[Stored data]
______________________________

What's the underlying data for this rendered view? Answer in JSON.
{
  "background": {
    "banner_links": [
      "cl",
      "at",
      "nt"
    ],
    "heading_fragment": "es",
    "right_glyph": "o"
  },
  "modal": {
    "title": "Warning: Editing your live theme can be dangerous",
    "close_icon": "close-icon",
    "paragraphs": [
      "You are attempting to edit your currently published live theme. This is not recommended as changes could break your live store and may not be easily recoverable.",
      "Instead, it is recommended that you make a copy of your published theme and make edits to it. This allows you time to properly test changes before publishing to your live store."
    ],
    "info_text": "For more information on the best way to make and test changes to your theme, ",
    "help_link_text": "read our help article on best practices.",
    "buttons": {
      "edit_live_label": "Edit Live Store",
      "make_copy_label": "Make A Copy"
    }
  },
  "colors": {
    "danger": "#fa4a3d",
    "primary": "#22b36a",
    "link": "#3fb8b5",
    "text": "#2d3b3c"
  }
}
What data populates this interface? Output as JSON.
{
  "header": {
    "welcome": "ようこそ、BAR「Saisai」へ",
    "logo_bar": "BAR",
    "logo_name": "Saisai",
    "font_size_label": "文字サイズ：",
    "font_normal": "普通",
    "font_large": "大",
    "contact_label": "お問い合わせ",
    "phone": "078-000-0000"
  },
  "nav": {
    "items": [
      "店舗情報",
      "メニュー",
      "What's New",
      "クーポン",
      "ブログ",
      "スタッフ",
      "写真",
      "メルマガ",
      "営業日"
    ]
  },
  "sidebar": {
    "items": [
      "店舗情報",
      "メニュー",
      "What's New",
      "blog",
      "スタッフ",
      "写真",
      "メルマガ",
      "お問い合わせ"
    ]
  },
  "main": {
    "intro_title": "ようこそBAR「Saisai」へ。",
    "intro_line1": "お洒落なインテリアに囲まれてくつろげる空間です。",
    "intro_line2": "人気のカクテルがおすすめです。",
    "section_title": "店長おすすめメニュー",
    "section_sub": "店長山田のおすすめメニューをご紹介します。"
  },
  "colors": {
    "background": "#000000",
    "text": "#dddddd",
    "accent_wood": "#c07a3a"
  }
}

______________________________

● GIVEN REQUEST: Extract every line above exactly as it stands.

● ANSWER TO THIS EXERCISE:
What's the underlying data for this rendered view? Answer in JSON.
{
  "background": {
    "banner_links": [
      "cl",
      "at",
      "nt"
    ],
    "heading_fragment": "es",
    "right_glyph": "o"
  },
  "modal": {
    "title": "Warning: Editing your live theme can be dangerous",
    "close_icon": "close-icon",
    "paragraphs": [
      "You are attempting to edit your currently published live theme. This is not recommended as changes could break your live store and may not be easily recoverable.",
      "Instead, it is recommended that you make a copy of your published theme and make edits to it. This allows you time to properly test changes before publishing to your live store."
    ],
    "info_text": "For more information on the best way to make and test changes to your theme, ",
    "help_link_text": "read our help article on best practices.",
    "buttons": {
      "edit_live_label": "Edit Live Store",
      "make_copy_label": "Make A Copy"
    }
  },
  "colors": {
    "danger": "#fa4a3d",
    "primary": "#22b36a",
    "link": "#3fb8b5",
    "text": "#2d3b3c"
  }
}
What data populates this interface? Output as JSON.
{
  "header": {
    "welcome": "ようこそ、BAR「Saisai」へ",
    "logo_bar": "BAR",
    "logo_name": "Saisai",
    "font_size_label": "文字サイズ：",
    "font_normal": "普通",
    "font_large": "大",
    "contact_label": "お問い合わせ",
    "phone": "078-000-0000"
  },
  "nav": {
    "items": [
      "店舗情報",
      "メニュー",
      "What's New",
      "クーポン",
      "ブログ",
      "スタッフ",
      "写真",
      "メルマガ",
      "営業日"
    ]
  },
  "sidebar": {
    "items": [
      "店舗情報",
      "メニュー",
      "What's New",
      "blog",
      "スタッフ",
      "写真",
      "メルマガ",
      "お問い合わせ"
    ]
  },
  "main": {
    "intro_title": "ようこそBAR「Saisai」へ。",
    "intro_line1": "お洒落なインテリアに囲まれてくつろげる空間です。",
    "intro_line2": "人気のカクテルがおすすめです。",
    "section_title": "店長おすすめメニュー",
    "section_sub": "店長山田のおすすめメニューをご紹介します。"
  },
  "colors": {
    "background": "#000000",
    "text": "#dddddd",
    "accent_wood": "#c07a3a"
  }
}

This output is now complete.